PROVIDED TEXT:

╔══

Супермаркет работает круглые сутки / Supermarket rabotayet kruglye sutki.
Lit.: Supermarket works round (adj, acc pl) sutki (acc pl).
= The supermarket is open around the clock.

Супермаркет работает круглосуточно / Supermarket rabotayet kruglosutochno.
Lit.: Supermarket works "round-sutki-ish" (adverb).
= The supermarket is open around the clock.


----------



## DearPrudence

In *French*:

- One *day *has 24 hours. → *Une journée compte 24 heures / Il y a 24 heures dans une journée* _(literally: A day counts/is made of 24 hours / There are 24 hours in a day)_
- The supermarket is open *around the clock*. → *Le supermarché est ouvert 24 heures sur 24* _(literally: The supermarket is open 24 hours out of 24)_


----------



## ThomasK

Peterdg said:


> In Dutch:
> 
> _Een dag heeft 24 uren. _


_Een dag telt 24 uren...[lit.: counts]_


----------



## ilocas2

Czech (lit. trans.):

Jeden den má 24 hodin. - One day has 24 hours.

Supermarket má otevřeno 24 hodin denně. - Supermarket has opened 24 hours daily.
Supermarket má otevřeno nonstop. - Supermarket has opened nonstop.
Supermarket je otevřený 24 hodin denně. - Supermarket is opened 24 hours daily.
Supermarket je otevřený nonstop. - Supermarket is opened nonstop.


In Czech Republic supermarkets opened around the clock are extremely rare. I have seen them only in Prague.

╚══

Records excerpted from a collection

╔══

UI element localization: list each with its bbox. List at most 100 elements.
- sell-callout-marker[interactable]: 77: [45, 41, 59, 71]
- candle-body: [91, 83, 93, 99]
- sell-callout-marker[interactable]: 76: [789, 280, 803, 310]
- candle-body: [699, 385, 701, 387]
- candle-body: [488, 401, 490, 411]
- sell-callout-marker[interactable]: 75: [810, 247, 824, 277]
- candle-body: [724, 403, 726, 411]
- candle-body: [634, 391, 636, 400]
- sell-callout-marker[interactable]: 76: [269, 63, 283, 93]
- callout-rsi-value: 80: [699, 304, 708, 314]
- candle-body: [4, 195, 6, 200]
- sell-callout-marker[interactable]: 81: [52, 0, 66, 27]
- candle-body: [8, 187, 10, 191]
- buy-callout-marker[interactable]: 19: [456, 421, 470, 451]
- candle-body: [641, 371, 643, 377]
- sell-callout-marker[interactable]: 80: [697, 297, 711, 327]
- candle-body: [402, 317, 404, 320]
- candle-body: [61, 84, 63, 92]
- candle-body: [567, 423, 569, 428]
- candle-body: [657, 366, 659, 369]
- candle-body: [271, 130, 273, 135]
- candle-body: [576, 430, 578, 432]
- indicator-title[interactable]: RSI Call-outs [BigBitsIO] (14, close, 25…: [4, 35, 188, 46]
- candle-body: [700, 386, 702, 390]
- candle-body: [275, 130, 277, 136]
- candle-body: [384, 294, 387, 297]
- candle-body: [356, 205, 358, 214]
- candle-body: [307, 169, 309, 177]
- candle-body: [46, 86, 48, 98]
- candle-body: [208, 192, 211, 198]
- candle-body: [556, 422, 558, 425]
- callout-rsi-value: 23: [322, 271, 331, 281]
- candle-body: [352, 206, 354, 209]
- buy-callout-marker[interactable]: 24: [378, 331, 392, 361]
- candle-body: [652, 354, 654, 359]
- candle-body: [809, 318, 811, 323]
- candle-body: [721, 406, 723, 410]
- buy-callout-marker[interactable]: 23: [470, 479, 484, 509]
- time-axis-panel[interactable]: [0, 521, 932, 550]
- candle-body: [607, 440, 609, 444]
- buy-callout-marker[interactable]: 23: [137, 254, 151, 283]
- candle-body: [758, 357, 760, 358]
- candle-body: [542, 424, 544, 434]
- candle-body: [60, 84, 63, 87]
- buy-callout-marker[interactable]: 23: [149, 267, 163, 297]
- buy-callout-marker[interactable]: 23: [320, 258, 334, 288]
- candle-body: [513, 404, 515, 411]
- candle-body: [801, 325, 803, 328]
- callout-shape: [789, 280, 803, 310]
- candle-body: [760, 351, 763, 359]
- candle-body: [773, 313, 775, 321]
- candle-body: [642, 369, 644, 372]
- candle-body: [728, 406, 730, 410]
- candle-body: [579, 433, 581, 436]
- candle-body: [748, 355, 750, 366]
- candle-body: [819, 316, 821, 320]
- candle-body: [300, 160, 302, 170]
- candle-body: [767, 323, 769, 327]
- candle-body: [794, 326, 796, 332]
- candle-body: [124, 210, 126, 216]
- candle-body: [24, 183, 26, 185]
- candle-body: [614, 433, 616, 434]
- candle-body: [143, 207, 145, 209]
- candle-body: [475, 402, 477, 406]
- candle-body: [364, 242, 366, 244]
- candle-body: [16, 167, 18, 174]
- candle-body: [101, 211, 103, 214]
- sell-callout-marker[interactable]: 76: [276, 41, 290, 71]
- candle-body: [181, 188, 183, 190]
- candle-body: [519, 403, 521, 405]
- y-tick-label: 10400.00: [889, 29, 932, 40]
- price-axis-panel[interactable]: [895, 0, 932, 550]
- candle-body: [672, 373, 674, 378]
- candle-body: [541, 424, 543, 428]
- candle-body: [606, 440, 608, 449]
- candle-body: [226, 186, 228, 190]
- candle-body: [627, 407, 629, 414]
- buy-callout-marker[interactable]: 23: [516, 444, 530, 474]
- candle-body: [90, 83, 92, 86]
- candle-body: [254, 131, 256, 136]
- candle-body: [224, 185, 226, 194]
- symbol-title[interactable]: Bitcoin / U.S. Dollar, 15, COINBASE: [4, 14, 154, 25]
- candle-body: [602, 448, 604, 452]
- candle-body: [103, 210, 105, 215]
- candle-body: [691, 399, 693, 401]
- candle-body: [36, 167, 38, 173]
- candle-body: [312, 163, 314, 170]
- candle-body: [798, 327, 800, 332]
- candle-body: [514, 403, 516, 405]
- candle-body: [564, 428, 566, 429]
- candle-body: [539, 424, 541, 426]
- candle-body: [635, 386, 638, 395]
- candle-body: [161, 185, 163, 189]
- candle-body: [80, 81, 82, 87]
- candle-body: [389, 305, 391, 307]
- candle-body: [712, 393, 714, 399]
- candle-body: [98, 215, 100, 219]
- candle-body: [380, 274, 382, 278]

╚══

REQUIRED WORK:
(a) Please give the listing again, everything from its start down to the line containing "- candle-body: [641, 371, 643, 377]", with "sell-callout-marker" swapped for "sell-signal-marker" and nothing else changed.
(b) Write the next part of the forum thread on saying a day has 24 hours and a store is open around the clock in different languages, picking up after its last sentence.

ANSWERS TO THE TASKS:
(a)
UI element localization: list each with its bbox. List at most 100 elements.
- sell-signal-marker[interactable]: 77: [45, 41, 59, 71]
- candle-body: [91, 83, 93, 99]
- sell-signal-marker[interactable]: 76: [789, 280, 803, 310]
- candle-body: [699, 385, 701, 387]
- candle-body: [488, 401, 490, 411]
- sell-signal-marker[interactable]: 75: [810, 247, 824, 277]
- candle-body: [724, 403, 726, 411]
- candle-body: [634, 391, 636, 400]
- sell-signal-marker[interactable]: 76: [269, 63, 283, 93]
- callout-rsi-value: 80: [699, 304, 708, 314]
- candle-body: [4, 195, 6, 200]
- sell-signal-marker[interactable]: 81: [52, 0, 66, 27]
- candle-body: [8, 187, 10, 191]
- buy-callout-marker[interactable]: 19: [456, 421, 470, 451]
- candle-body: [641, 371, 643, 377]

(b)
----------



## mataripis

1.)One day has 24 hrs- ang isang araw ay may dalawampu at apat na oras.2.) We open 24 hrs- kami ay bukas maghapon at magdamag.


----------



## 810senior

Holger2014 said:


> Hello,
> 
> How would you translate these two sentences into your language (or any of the languages you speak) ?
> - One day has 24 hours.
> - The supermarket is open around the clock.



Japanese:
一日は24時間である。 ichinichi wa nizyuu yojikan de aru.
ichinichi=one day, nizyuu yojikan=24 hours, dearu=copula.

あのスーパーは一日中開いている。 ano suupaa wa ichinichi zyuu aiteiru.
ano=that, suupaa=supermarket, wa=topic marker, ichinichi-zyuu=all along the day, aiteiru=be open.


----------



## ger4

Thank you for all the replies!


mataripis said:


> 1.)One day has 24 hrs- ang isang araw ay may dalawampu at apat na oras.2.) We open 24 hrs- kami ay bukas maghapon at magdamag.


Does _maghapon at magdamag_ mean something like 'all day and all night'?


----------



## mataripis

Exactly!  all day and all night can be "buong araw at gabi".


----------



## Messquito

一天有二十四小時
這間超市 二十四小時營業/營業一整天


----------



## ger4

Messquito said:


> 一天有二十四小時
> 這間超市 二十四小時營業/營業一整天


Thank you. I tried to translate the two sentences word-by-word (correct me if I got it wrong)...

一 yí = one
天  tiān = day
有 yǒu = has
二十四 èr shí sì = 24
小時 xiǎo shí = hour

這 zhè = this
間  jiān = classifier (for buildings in general?)
超市 chāo shì = supermarket
二十四 èr shí sì = 24
小時 xiǎo shí = hour
營業 yíng yè = trades, does business

營業 yíng yè = trades, does business
一 yí = one
整天 zhěng tiān = the whole day

Edit: Thanks for the explanations! --> #24


----------



## Encolpius

Holger2014 said:


> - The supermarket is open around the clock.



Is that a correct English? Would an Englishman or American say that sentence?


----------



## ger4

I've heard it in the UK but Americans would probably say 'superstore' instead. Perhaps there are different and better ways to phrase this sentence - suggestions welcome...


----------



## Encolpius

Holger2014 said:


> I've heard it in the UK...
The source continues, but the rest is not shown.